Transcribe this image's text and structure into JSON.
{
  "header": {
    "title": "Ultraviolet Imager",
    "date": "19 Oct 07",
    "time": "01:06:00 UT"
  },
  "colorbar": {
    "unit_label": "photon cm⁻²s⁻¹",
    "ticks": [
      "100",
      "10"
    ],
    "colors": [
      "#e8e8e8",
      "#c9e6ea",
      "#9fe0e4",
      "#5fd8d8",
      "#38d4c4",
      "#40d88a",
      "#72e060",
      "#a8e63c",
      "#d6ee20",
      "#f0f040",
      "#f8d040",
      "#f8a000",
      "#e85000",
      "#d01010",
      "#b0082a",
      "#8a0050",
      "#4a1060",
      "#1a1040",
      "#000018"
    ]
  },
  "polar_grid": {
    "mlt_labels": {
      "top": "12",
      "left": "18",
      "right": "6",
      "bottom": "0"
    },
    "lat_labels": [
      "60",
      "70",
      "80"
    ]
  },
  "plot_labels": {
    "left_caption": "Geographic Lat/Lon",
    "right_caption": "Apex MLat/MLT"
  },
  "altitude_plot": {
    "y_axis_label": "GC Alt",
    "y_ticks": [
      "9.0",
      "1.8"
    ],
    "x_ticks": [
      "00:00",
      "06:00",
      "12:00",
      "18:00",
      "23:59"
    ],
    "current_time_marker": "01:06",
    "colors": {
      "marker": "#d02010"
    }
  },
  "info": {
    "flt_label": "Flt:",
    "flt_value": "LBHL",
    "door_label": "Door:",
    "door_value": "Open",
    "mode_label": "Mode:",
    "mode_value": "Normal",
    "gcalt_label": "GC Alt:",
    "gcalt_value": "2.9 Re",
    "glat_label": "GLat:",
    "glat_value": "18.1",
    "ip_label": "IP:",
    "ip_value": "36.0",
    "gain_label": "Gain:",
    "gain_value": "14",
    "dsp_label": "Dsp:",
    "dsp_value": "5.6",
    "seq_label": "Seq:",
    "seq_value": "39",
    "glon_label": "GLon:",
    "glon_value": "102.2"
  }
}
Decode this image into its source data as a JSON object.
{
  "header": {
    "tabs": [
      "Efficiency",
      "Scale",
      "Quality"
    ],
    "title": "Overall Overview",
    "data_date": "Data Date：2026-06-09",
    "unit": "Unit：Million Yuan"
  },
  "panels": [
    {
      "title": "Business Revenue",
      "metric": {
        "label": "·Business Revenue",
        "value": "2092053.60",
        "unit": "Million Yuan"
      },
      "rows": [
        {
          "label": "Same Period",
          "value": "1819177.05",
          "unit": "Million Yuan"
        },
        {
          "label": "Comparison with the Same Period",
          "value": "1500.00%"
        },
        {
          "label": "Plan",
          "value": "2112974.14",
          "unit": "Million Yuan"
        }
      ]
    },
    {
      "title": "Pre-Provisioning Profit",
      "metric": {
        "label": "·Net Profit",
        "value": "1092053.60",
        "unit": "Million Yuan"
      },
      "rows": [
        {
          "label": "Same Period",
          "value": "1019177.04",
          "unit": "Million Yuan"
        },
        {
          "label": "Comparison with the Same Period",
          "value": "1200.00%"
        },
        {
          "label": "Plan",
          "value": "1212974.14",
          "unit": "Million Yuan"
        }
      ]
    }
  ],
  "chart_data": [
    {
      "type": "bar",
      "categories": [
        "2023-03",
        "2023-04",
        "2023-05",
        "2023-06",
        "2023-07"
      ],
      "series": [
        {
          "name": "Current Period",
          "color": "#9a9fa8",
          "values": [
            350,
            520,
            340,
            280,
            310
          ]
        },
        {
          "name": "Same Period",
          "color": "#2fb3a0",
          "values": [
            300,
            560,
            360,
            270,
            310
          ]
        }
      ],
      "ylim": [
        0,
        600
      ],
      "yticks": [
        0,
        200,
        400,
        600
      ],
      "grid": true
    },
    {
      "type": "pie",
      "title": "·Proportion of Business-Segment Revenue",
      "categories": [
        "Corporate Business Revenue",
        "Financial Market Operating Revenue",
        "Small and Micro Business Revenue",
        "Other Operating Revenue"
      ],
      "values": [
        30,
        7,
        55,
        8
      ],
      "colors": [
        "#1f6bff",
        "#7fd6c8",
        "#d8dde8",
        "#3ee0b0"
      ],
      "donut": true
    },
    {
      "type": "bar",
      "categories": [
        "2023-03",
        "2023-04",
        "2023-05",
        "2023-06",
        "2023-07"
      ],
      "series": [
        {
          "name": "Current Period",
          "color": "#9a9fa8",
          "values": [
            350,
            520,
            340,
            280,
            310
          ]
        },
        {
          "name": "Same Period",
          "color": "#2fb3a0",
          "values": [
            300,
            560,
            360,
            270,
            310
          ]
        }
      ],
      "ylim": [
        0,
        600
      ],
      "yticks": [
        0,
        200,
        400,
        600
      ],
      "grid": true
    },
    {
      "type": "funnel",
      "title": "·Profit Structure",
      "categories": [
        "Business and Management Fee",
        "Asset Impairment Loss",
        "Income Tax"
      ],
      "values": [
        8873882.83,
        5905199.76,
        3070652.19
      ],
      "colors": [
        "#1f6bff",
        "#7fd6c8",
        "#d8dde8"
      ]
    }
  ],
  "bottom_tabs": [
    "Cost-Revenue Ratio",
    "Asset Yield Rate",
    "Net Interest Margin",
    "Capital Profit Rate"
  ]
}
____
## WHAT THE TASK ASKS
Return the entries above exactly as they appear.

## SOLUTION TO THIS TASK
Transcribe this image's text and structure into JSON.
{
  "header": {
    "title": "Ultraviolet Imager",
    "date": "19 Oct 07",
    "time": "01:06:00 UT"
  },
  "colorbar": {
    "unit_label": "photon cm⁻²s⁻¹",
    "ticks": [
      "100",
      "10"
    ],
    "colors": [
      "#e8e8e8",
      "#c9e6ea",
      "#9fe0e4",
      "#5fd8d8",
      "#38d4c4",
      "#40d88a",
      "#72e060",
      "#a8e63c",
      "#d6ee20",
      "#f0f040",
      "#f8d040",
      "#f8a000",
      "#e85000",
      "#d01010",
      "#b0082a",
      "#8a0050",
      "#4a1060",
      "#1a1040",
      "#000018"
    ]
  },
  "polar_grid": {
    "mlt_labels": {
      "top": "12",
      "left": "18",
      "right": "6",
      "bottom": "0"
    },
    "lat_labels": [
      "60",
      "70",
      "80"
    ]
  },
  "plot_labels": {
    "left_caption": "Geographic Lat/Lon",
    "right_caption": "Apex MLat/MLT"
  },
  "altitude_plot": {
    "y_axis_label": "GC Alt",
    "y_ticks": [
      "9.0",
      "1.8"
    ],
    "x_ticks": [
      "00:00",
      "06:00",
      "12:00",
      "18:00",
      "23:59"
    ],
    "current_time_marker": "01:06",
    "colors": {
      "marker": "#d02010"
    }
  },
  "info": {
    "flt_label": "Flt:",
    "flt_value": "LBHL",
    "door_label": "Door:",
    "door_value": "Open",
    "mode_label": "Mode:",
    "mode_value": "Normal",
    "gcalt_label": "GC Alt:",
    "gcalt_value": "2.9 Re",
    "glat_label": "GLat:",
    "glat_value": "18.1",
    "ip_label": "IP:",
    "ip_value": "36.0",
    "gain_label": "Gain:",
    "gain_value": "14",
    "dsp_label": "Dsp:",
    "dsp_value": "5.6",
    "seq_label": "Seq:",
    "seq_value": "39",
    "glon_label": "GLon:",
    "glon_value": "102.2"
  }
}
Decode this image into its source data as a JSON object.
{
  "header": {
    "tabs": [
      "Efficiency",
      "Scale",
      "Quality"
    ],
    "title": "Overall Overview",
    "data_date": "Data Date：2026-06-09",
    "unit": "Unit：Million Yuan"
  },
  "panels": [
    {
      "title": "Business Revenue",
      "metric": {
        "label": "·Business Revenue",
        "value": "2092053.60",
        "unit": "Million Yuan"
      },
      "rows": [
        {
          "label": "Same Period",
          "value": "1819177.05",
          "unit": "Million Yuan"
        },
        {
          "label": "Comparison with the Same Period",
          "value": "1500.00%"
        },
        {
          "label": "Plan",
          "value": "2112974.14",
          "unit": "Million Yuan"
        }
      ]
    },
    {
      "title": "Pre-Provisioning Profit",
      "metric": {
        "label": "·Net Profit",
        "value": "1092053.60",
        "unit": "Million Yuan"
      },
      "rows": [
        {
          "label": "Same Period",
          "value": "1019177.04",
          "unit": "Million Yuan"
        },
        {
          "label": "Comparison with the Same Period",
          "value": "1200.00%"
        },
        {
          "label": "Plan",
          "value": "1212974.14",
          "unit": "Million Yuan"
        }
      ]
    }
  ],
  "chart_data": [
    {
      "type": "bar",
      "categories": [
        "2023-03",
        "2023-04",
        "2023-05",
        "2023-06",
        "2023-07"
      ],
      "series": [
        {
          "name": "Current Period",
          "color": "#9a9fa8",
          "values": [
            350,
            520,
            340,
            280,
            310
          ]
        },
        {
          "name": "Same Period",
          "color": "#2fb3a0",
          "values": [
            300,
            560,
            360,
            270,
            310
          ]
        }
      ],
      "ylim": [
        0,
        600
      ],
      "yticks": [
        0,
        200,
        400,
        600
      ],
      "grid": true
    },
    {
      "type": "pie",
      "title": "·Proportion of Business-Segment Revenue",
      "categories": [
        "Corporate Business Revenue",
        "Financial Market Operating Revenue",
        "Small and Micro Business Revenue",
        "Other Operating Revenue"
      ],
      "values": [
        30,
        7,
        55,
        8
      ],
      "colors": [
        "#1f6bff",
        "#7fd6c8",
        "#d8dde8",
        "#3ee0b0"
      ],
      "donut": true
    },
    {
      "type": "bar",
      "categories": [
        "2023-03",
        "2023-04",
        "2023-05",
        "2023-06",
        "2023-07"
      ],
      "series": [
        {
          "name": "Current Period",
          "color": "#9a9fa8",
          "values": [
            350,
            520,
            340,
            280,
            310
          ]
        },
        {
          "name": "Same Period",
          "color": "#2fb3a0",
          "values": [
            300,
            560,
            360,
            270,
            310
          ]
        }
      ],
      "ylim": [
        0,
        600
      ],
      "yticks": [
        0,
        200,
        400,
        600
      ],
      "grid": true
    },
    {
      "type": "funnel",
      "title": "·Profit Structure",
      "categories": [
        "Business and Management Fee",
        "Asset Impairment Loss",
        "Income Tax"
      ],
      "values": [
        8873882.83,
        5905199.76,
        3070652.19
      ],
      "colors": [
        "#1f6bff",
        "#7fd6c8",
        "#d8dde8"
      ]
    }
  ],
  "bottom_tabs": [
    "Cost-Revenue Ratio",
    "Asset Yield Rate",
    "Net Interest Margin",
    "Capital Profit Rate"
  ]
}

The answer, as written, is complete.